| SET TASK |
Draw out every line with the word "July" from the listing below.

* BEGIN *

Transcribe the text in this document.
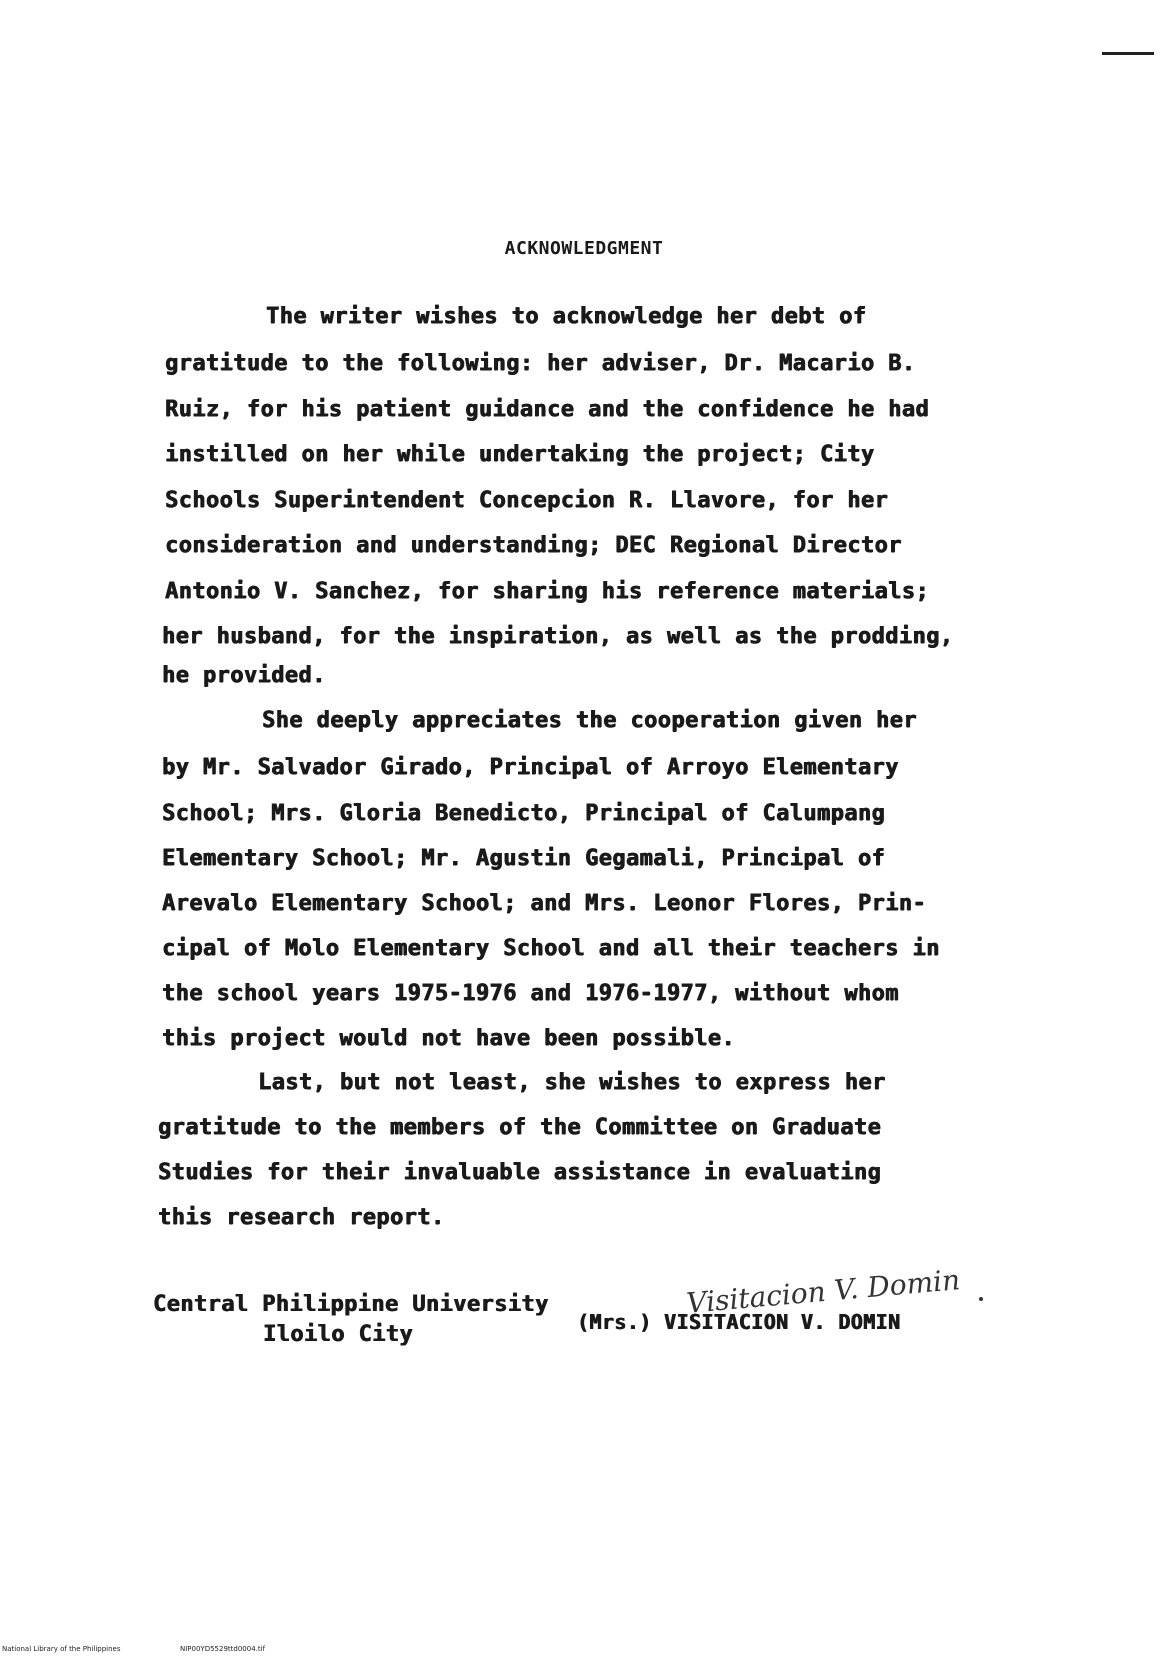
ACKNOWLEDGMENT
The writer wishes to acknowledge her debt of
gratitude to the following: her adviser, Dr. Macario B.
Ruiz, for his patient guidance and the confidence he had
instilled on her while undertaking the project; City
Schools Superintendent Concepcion R. Llavore, for her
consideration and understanding; DEC Regional Director
Antonio V. Sanchez, for sharing his reference materials;
her husband, for the inspiration, as well as the prodding,
he provided.
She deeply appreciates the cooperation given her
by Mr. Salvador Girado, Principal of Arroyo Elementary
School; Mrs. Gloria Benedicto, Principal of Calumpang
Elementary School; Mr. Agustin Gegamali, Principal of
Arevalo Elementary School; and Mrs. Leonor Flores, Prin-
cipal of Molo Elementary School and all their teachers in
the school years 1975-1976 and 1976-1977, without whom
this project would not have been possible.
Last, but not least, she wishes to express her
gratitude to the members of the Committee on Graduate
Studies for their invaluable assistance in evaluating
this research report.
Visitacion V. Domin
(Mrs.) VISITACION V. DOMIN
Central Philippine University
Iloilo City
National Library of the Philippines	NIP00YD5529ttd0004.tif
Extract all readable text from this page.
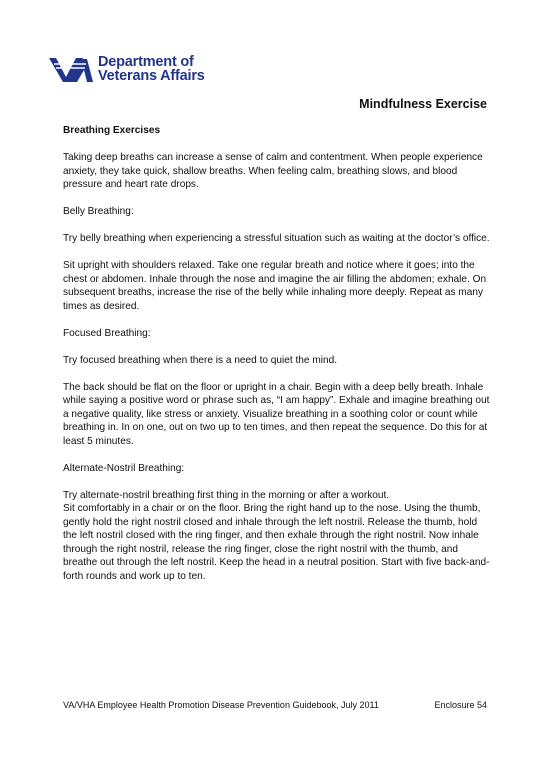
Department of
Veterans Affairs
Mindfulness Exercise

Breathing Exercises

Taking deep breaths can increase a sense of calm and contentment. When people experience anxiety, they take quick, shallow breaths. When feeling calm, breathing slows, and blood pressure and heart rate drops.

Belly Breathing:

Try belly breathing when experiencing a stressful situation such as waiting at the doctor’s office.

Sit upright with shoulders relaxed. Take one regular breath and notice where it goes; into the chest or abdomen. Inhale through the nose and imagine the air filling the abdomen; exhale. On subsequent breaths, increase the rise of the belly while inhaling more deeply. Repeat as many times as desired.

Focused Breathing:

Try focused breathing when there is a need to quiet the mind.

The back should be flat on the floor or upright in a chair. Begin with a deep belly breath. Inhale while saying a positive word or phrase such as, “I am happy”. Exhale and imagine breathing out a negative quality, like stress or anxiety. Visualize breathing in a soothing color or count while breathing in. In on one, out on two up to ten times, and then repeat the sequence. Do this for at least 5 minutes.

Alternate-Nostril Breathing:

Try alternate-nostril breathing first thing in the morning or after a workout.
Sit comfortably in a chair or on the floor. Bring the right hand up to the nose. Using the thumb, gently hold the right nostril closed and inhale through the left nostril. Release the thumb, hold the left nostril closed with the ring finger, and then exhale through the right nostril. Now inhale through the right nostril, release the ring finger, close the right nostril with the thumb, and breathe out through the left nostril. Keep the head in a neutral position. Start with five back-and-forth rounds and work up to ten.

VA/VHA Employee Health Promotion Disease Prevention Guidebook, July 2011	Enclosure 54
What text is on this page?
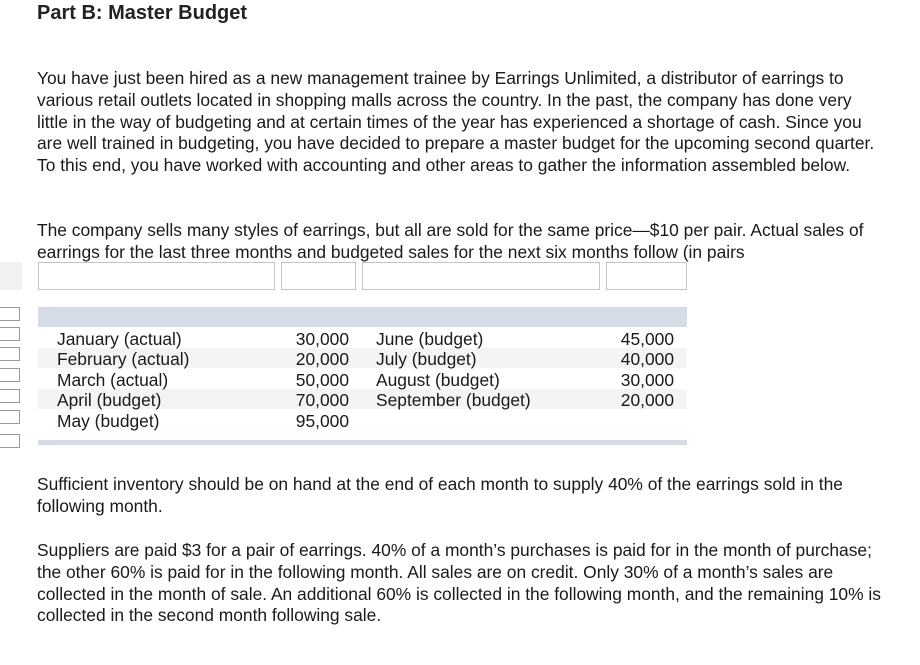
Part B: Master Budget

You have just been hired as a new management trainee by Earrings Unlimited, a distributor of earrings to various retail outlets located in shopping malls across the country. In the past, the company has done very little in the way of budgeting and at certain times of the year has experienced a shortage of cash. Since you are well trained in budgeting, you have decided to prepare a master budget for the upcoming second quarter. To this end, you have worked with accounting and other areas to gather the information assembled below.

The company sells many styles of earrings, but all are sold for the same price—$10 per pair. Actual sales of earrings for the last three months and budgeted sales for the next six months follow (in pairs

January (actual)	30,000 June (budget)	45,000
February (actual)	20,000 July (budget)	40,000
March (actual)	50,000 August (budget)	30,000
April (budget)	70,000 September (budget)	20,000
May (budget)	95,000

Sufficient inventory should be on hand at the end of each month to supply 40% of the earrings sold in the following month.

Suppliers are paid $3 for a pair of earrings. 40% of a month’s purchases is paid for in the month of purchase; the other 60% is paid for in the following month. All sales are on credit. Only 30% of a month’s sales are collected in the month of sale. An additional 60% is collected in the following month, and the remaining 10% is collected in the second month following sale.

* END *

| COMPLETE OUTPUT |
VA/VHA Employee Health Promotion Disease Prevention Guidebook, July 2011	Enclosure 54
February (actual)	20,000 July (budget)	40,000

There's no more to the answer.